Challenge → Could you transcribe the material below exactly, without leaving out a single line?

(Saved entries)
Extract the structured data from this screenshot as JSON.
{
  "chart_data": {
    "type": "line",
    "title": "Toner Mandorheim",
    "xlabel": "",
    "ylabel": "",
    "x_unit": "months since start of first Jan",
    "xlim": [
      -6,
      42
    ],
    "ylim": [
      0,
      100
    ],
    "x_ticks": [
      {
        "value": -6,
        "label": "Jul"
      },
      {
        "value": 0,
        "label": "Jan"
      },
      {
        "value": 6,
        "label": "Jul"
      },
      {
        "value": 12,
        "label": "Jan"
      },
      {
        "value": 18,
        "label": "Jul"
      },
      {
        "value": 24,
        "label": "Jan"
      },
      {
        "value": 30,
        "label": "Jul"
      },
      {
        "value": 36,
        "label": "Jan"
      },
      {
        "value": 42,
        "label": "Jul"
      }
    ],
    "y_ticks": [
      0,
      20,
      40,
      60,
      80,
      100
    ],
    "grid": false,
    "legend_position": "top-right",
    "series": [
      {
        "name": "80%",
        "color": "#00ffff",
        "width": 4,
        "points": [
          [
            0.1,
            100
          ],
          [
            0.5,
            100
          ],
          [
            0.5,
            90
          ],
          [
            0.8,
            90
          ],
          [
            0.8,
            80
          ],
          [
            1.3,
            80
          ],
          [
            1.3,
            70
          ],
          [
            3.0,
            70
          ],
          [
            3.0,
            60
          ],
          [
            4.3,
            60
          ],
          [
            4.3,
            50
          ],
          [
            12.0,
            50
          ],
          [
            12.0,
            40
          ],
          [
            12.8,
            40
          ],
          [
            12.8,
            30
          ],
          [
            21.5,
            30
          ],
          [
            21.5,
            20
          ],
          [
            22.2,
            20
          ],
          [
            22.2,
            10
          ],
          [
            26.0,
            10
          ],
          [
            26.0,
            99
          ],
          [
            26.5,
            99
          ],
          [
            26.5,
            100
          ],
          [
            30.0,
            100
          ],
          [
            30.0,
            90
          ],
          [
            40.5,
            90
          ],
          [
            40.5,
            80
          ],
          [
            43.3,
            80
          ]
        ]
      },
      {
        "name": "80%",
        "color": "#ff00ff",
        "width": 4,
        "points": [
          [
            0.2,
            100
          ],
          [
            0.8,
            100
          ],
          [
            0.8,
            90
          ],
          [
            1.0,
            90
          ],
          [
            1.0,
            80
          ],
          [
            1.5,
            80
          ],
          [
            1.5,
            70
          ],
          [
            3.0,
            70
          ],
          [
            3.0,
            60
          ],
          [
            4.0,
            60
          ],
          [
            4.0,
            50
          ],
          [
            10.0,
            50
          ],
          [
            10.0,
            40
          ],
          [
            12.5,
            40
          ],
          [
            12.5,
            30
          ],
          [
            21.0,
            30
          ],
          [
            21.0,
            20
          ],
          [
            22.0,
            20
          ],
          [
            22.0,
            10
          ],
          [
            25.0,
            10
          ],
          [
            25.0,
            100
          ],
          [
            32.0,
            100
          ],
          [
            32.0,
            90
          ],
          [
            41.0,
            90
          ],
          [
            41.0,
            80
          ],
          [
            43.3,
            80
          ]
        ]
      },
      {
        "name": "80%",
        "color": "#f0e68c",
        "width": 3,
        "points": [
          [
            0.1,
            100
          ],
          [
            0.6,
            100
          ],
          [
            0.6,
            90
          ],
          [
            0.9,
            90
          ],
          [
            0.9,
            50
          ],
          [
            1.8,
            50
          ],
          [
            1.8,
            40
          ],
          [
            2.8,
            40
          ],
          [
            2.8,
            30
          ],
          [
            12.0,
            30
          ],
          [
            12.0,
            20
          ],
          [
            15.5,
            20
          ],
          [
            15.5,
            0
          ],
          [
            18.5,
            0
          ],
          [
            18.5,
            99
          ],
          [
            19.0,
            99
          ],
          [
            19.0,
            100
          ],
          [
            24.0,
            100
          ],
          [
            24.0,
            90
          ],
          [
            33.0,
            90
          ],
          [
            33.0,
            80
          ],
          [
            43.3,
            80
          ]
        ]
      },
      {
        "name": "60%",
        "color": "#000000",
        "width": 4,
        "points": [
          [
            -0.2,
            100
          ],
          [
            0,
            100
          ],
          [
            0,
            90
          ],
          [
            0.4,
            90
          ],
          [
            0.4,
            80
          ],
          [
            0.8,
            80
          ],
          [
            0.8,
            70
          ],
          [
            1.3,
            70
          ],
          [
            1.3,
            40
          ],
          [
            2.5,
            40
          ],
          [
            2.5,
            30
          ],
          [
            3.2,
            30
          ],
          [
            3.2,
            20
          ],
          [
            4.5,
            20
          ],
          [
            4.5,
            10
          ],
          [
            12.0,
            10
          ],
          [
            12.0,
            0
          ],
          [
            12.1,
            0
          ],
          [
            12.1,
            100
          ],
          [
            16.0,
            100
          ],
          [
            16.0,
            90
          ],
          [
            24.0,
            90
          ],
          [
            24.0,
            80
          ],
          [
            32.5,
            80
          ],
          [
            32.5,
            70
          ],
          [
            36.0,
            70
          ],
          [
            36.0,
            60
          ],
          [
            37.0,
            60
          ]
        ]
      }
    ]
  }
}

The solution →
Extract the structured data from this screenshot as JSON.
{
  "chart_data": {
    "type": "line",
    "title": "Toner Mandorheim",
    "xlabel": "",
    "ylabel": "",
    "x_unit": "months since start of first Jan",
    "xlim": [
      -6,
      42
    ],
    "ylim": [
      0,
      100
    ],
    "x_ticks": [
      {
        "value": -6,
        "label": "Jul"
      },
      {
        "value": 0,
        "label": "Jan"
      },
      {
        "value": 6,
        "label": "Jul"
      },
      {
        "value": 12,
        "label": "Jan"
      },
      {
        "value": 18,
        "label": "Jul"
      },
      {
        "value": 24,
        "label": "Jan"
      },
      {
        "value": 30,
        "label": "Jul"
      },
      {
        "value": 36,
        "label": "Jan"
      },
      {
        "value": 42,
        "label": "Jul"
      }
    ],
    "y_ticks": [
      0,
      20,
      40,
      60,
      80,
      100
    ],
    "grid": false,
    "legend_position": "top-right",
    "series": [
      {
        "name": "80%",
        "color": "#00ffff",
        "width": 4,
        "points": [
          [
            0.1,
            100
          ],
          [
            0.5,
            100
          ],
          [
            0.5,
            90
          ],
          [
            0.8,
            90
          ],
          [
            0.8,
            80
          ],
          [
            1.3,
            80
          ],
          [
            1.3,
            70
          ],
          [
            3.0,
            70
          ],
          [
            3.0,
            60
          ],
          [
            4.3,
            60
          ],
          [
            4.3,
            50
          ],
          [
            12.0,
            50
          ],
          [
            12.0,
            40
          ],
          [
            12.8,
            40
          ],
          [
            12.8,
            30
          ],
          [
            21.5,
            30
          ],
          [
            21.5,
            20
          ],
          [
            22.2,
            20
          ],
          [
            22.2,
            10
          ],
          [
            26.0,
            10
          ],
          [
            26.0,
            99
          ],
          [
            26.5,
            99
          ],
          [
            26.5,
            100
          ],
          [
            30.0,
            100
          ],
          [
            30.0,
            90
          ],
          [
            40.5,
            90
          ],
          [
            40.5,
            80
          ],
          [
            43.3,
            80
          ]
        ]
      },
      {
        "name": "80%",
        "color": "#ff00ff",
        "width": 4,
        "points": [
          [
            0.2,
            100
          ],
          [
            0.8,
            100
          ],
          [
            0.8,
            90
          ],
          [
            1.0,
            90
          ],
          [
            1.0,
            80
          ],
          [
            1.5,
            80
          ],
          [
            1.5,
            70
          ],
          [
            3.0,
            70
          ],
          [
            3.0,
            60
          ],
          [
            4.0,
            60
          ],
          [
            4.0,
            50
          ],
          [
            10.0,
            50
          ],
          [
            10.0,
            40
          ],
          [
            12.5,
            40
          ],
          [
            12.5,
            30
          ],
          [
            21.0,
            30
          ],
          [
            21.0,
            20
          ],
          [
            22.0,
            20
          ],
          [
            22.0,
            10
          ],
          [
            25.0,
            10
          ],
          [
            25.0,
            100
          ],
          [
            32.0,
            100
          ],
          [
            32.0,
            90
          ],
          [
            41.0,
            90
          ],
          [
            41.0,
            80
          ],
          [
            43.3,
            80
          ]
        ]
      },
      {
        "name": "80%",
        "color": "#f0e68c",
        "width": 3,
        "points": [
          [
            0.1,
            100
          ],
          [
            0.6,
            100
          ],
          [
            0.6,
            90
          ],
          [
            0.9,
            90
          ],
          [
            0.9,
            50
          ],
          [
            1.8,
            50
          ],
          [
            1.8,
            40
          ],
          [
            2.8,
            40
          ],
          [
            2.8,
            30
          ],
          [
            12.0,
            30
          ],
          [
            12.0,
            20
          ],
          [
            15.5,
            20
          ],
          [
            15.5,
            0
          ],
          [
            18.5,
            0
          ],
          [
            18.5,
            99
          ],
          [
            19.0,
            99
          ],
          [
            19.0,
            100
          ],
          [
            24.0,
            100
          ],
          [
            24.0,
            90
          ],
          [
            33.0,
            90
          ],
          [
            33.0,
            80
          ],
          [
            43.3,
            80
          ]
        ]
      },
      {
        "name": "60%",
        "color": "#000000",
        "width": 4,
        "points": [
          [
            -0.2,
            100
          ],
          [
            0,
            100
          ],
          [
            0,
            90
          ],
          [
            0.4,
            90
          ],
          [
            0.4,
            80
          ],
          [
            0.8,
            80
          ],
          [
            0.8,
            70
          ],
          [
            1.3,
            70
          ],
          [
            1.3,
            40
          ],
          [
            2.5,
            40
          ],
          [
            2.5,
            30
          ],
          [
            3.2,
            30
          ],
          [
            3.2,
            20
          ],
          [
            4.5,
            20
          ],
          [
            4.5,
            10
          ],
          [
            12.0,
            10
          ],
          [
            12.0,
            0
          ],
          [
            12.1,
            0
          ],
          [
            12.1,
            100
          ],
          [
            16.0,
            100
          ],
          [
            16.0,
            90
          ],
          [
            24.0,
            90
          ],
          [
            24.0,
            80
          ],
          [
            32.5,
            80
          ],
          [
            32.5,
            70
          ],
          [
            36.0,
            70
          ],
          [
            36.0,
            60
          ],
          [
            37.0,
            60
          ]
        ]
      }
    ]
  }
}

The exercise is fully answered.